** Provided records **
━━━━
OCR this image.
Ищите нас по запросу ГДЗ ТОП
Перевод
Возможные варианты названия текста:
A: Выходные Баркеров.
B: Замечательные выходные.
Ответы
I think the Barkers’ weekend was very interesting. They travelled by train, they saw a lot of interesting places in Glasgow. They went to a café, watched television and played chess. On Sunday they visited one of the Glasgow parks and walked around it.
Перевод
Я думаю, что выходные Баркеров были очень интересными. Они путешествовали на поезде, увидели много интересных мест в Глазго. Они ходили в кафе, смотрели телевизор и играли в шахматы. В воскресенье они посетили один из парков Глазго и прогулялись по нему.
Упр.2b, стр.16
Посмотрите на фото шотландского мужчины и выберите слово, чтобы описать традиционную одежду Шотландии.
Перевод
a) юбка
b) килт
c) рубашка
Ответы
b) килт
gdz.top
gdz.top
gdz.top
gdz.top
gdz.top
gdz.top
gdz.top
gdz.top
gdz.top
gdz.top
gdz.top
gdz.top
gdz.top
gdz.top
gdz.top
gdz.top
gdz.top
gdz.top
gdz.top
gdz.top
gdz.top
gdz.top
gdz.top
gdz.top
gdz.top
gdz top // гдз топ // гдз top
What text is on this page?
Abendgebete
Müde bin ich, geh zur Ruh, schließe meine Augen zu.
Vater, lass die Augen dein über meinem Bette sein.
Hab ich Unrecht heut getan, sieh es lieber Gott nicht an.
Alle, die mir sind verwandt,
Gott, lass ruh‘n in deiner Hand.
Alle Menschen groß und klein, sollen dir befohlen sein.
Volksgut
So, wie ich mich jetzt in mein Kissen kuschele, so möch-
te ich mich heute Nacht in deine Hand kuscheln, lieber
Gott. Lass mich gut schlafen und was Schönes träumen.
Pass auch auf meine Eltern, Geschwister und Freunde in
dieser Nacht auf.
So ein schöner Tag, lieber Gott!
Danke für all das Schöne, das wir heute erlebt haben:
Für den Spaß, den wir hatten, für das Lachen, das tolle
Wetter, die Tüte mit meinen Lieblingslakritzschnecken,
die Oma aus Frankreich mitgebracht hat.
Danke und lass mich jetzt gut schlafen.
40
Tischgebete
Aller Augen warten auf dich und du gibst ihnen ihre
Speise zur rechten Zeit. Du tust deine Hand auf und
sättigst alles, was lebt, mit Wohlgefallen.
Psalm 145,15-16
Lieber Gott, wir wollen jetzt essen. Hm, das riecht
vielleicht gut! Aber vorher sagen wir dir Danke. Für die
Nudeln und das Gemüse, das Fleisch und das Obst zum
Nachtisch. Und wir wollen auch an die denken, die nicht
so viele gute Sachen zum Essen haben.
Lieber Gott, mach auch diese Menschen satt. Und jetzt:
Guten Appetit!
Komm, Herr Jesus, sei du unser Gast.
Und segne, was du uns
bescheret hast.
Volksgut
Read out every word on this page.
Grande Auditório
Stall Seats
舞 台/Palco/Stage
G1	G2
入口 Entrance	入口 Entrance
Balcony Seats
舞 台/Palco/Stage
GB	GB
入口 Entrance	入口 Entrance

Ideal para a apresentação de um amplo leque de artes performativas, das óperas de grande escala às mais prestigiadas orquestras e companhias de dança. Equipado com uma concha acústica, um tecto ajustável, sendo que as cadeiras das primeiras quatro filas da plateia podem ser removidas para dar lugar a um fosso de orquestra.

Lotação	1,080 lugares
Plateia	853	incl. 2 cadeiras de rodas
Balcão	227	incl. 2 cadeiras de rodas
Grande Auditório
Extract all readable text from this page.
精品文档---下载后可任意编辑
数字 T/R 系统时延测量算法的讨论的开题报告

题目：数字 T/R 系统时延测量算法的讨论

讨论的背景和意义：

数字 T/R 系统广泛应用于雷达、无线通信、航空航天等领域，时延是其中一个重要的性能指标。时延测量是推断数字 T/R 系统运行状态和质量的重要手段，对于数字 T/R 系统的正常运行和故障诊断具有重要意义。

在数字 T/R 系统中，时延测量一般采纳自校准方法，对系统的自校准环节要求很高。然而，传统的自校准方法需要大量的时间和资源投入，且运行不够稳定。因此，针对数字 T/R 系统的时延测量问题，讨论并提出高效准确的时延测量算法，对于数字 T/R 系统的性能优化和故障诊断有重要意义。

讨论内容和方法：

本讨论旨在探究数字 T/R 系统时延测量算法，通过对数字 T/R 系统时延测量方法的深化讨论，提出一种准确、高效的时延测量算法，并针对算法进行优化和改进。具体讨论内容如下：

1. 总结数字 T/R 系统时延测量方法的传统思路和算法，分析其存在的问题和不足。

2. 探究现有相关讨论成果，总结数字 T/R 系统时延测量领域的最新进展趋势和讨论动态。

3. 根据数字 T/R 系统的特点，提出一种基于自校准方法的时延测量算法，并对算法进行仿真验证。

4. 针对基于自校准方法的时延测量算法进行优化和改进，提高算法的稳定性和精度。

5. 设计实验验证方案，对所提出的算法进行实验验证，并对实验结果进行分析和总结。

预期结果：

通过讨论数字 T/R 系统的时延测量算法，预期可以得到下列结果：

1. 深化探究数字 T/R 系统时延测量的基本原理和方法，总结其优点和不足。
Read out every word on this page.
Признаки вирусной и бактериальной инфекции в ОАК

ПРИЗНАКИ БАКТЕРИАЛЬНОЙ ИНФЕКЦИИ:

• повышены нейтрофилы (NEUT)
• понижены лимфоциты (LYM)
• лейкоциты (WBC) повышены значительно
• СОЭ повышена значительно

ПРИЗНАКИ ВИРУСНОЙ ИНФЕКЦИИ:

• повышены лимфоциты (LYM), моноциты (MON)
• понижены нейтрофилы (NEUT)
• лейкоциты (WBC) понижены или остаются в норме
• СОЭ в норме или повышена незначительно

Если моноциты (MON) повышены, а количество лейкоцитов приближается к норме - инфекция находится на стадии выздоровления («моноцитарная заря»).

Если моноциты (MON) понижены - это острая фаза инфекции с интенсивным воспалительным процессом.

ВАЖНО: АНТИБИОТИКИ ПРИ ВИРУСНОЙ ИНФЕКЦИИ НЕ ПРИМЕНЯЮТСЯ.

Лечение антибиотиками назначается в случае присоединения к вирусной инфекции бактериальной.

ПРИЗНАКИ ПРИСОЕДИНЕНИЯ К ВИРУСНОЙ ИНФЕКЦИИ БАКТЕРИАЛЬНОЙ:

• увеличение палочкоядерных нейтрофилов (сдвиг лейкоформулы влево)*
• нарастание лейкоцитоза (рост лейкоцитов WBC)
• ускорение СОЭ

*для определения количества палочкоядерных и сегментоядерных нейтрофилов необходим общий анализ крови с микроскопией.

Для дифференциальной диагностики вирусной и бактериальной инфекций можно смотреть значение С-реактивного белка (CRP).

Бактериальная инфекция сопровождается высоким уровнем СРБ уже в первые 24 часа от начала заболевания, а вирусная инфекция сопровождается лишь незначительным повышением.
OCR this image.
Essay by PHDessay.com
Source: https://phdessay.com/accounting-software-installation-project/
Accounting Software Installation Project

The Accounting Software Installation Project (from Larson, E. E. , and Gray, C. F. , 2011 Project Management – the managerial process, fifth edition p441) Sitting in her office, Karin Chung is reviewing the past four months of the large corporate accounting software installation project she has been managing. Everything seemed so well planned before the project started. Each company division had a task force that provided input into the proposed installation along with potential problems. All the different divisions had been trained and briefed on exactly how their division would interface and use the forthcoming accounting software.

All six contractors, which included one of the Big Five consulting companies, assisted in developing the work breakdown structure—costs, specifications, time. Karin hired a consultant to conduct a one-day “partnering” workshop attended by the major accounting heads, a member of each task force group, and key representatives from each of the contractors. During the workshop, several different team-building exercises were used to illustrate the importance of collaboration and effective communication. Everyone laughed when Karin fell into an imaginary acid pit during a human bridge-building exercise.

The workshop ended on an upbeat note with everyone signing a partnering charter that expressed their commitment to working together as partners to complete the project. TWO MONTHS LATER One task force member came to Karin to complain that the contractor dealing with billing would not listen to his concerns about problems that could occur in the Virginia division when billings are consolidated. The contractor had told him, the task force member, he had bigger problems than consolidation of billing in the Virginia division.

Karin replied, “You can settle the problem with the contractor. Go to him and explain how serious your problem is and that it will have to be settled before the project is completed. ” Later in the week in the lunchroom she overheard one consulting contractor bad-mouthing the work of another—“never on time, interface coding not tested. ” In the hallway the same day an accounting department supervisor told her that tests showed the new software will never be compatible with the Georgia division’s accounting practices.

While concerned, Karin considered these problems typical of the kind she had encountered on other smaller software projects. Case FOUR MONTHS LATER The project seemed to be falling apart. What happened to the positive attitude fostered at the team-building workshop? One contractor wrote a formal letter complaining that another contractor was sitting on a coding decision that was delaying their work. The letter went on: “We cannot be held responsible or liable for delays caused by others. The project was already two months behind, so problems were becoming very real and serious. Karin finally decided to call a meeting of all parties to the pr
━━━━
** Exercise directions **
Look through the entries and find each line that has the string "инфекция". Copy those lines.

** Complete output **
Если моноциты (MON) повышены, а количество лейкоцитов приближается к норме - инфекция находится на стадии выздоровления («моноцитарная заря»).
Бактериальная инфекция сопровождается высоким уровнем СРБ уже в первые 24 часа от начала заболевания, а вирусная инфекция сопровождается лишь незначительным повышением.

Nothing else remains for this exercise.